■ **GIVEN REQUEST**
Examine the records and identify each line that includes the string "foncier". Copy those lines.

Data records

- - -

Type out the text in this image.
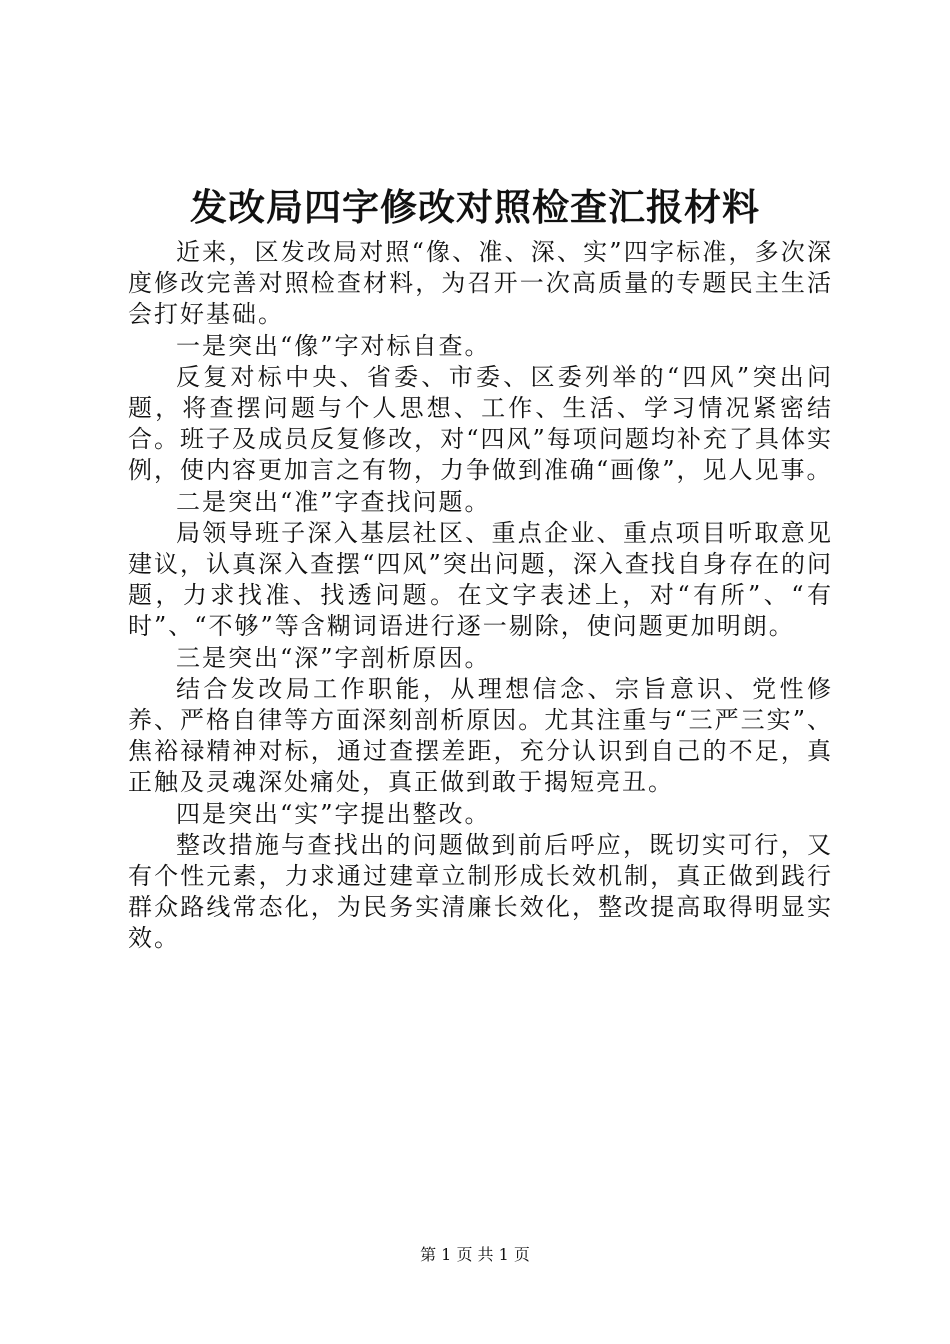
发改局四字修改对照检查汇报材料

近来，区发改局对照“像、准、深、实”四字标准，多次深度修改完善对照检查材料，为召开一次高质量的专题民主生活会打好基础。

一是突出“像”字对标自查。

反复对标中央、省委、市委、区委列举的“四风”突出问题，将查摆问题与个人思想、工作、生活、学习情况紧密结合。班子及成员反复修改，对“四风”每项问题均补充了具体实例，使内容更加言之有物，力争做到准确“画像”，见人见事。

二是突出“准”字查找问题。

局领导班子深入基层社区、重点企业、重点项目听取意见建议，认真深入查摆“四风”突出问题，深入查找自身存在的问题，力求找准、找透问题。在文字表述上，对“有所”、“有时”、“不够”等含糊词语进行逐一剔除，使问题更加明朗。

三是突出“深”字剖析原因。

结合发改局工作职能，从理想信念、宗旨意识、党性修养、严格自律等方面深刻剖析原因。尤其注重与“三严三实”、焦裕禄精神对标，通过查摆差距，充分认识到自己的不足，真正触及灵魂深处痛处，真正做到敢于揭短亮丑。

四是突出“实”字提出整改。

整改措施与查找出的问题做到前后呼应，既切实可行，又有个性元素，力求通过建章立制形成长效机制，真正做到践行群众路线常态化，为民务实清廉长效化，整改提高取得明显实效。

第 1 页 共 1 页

- - -

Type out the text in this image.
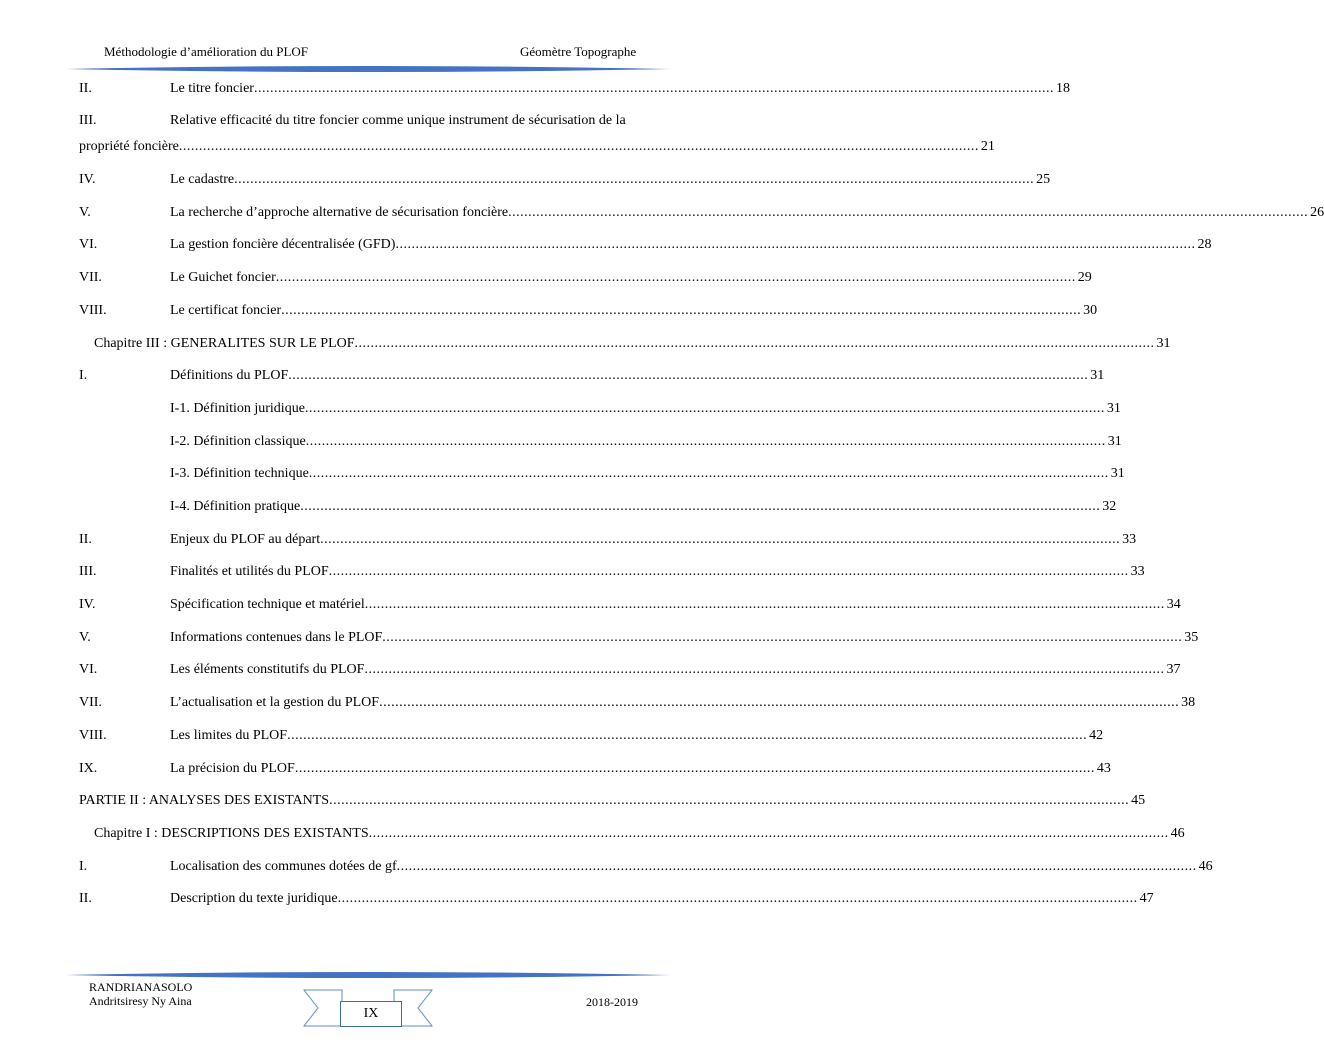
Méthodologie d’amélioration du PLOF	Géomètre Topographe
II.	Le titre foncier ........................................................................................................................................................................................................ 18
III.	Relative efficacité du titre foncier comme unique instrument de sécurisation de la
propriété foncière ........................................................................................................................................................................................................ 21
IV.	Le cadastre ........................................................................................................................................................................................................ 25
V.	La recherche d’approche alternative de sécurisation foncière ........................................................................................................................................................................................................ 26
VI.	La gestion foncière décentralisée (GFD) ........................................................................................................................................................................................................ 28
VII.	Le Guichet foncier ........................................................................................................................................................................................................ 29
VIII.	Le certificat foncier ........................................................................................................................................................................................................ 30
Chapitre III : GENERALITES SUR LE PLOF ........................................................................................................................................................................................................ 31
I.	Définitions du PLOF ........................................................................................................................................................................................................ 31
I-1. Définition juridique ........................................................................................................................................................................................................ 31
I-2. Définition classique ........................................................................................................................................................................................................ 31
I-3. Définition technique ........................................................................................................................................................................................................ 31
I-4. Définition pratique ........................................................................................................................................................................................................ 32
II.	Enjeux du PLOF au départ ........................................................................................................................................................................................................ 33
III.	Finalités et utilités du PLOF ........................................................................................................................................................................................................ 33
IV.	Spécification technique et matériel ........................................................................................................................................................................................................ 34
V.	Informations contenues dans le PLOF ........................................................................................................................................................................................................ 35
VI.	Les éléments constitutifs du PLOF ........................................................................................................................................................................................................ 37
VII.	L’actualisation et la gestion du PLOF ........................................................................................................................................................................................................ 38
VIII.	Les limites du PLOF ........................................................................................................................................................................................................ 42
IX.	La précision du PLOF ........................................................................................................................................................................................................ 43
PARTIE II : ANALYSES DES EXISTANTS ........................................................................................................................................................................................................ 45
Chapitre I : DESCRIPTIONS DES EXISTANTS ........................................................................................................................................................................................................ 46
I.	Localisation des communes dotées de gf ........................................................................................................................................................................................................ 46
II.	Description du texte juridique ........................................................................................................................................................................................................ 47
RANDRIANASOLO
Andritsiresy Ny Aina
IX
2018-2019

- - -

■ **TASK ANSWER**
II.	Le titre foncier ........................................................................................................................................................................................................ 18
III.	Relative efficacité du titre foncier comme unique instrument de sécurisation de la
VII.	Le Guichet foncier ........................................................................................................................................................................................................ 29
VIII.	Le certificat foncier ........................................................................................................................................................................................................ 30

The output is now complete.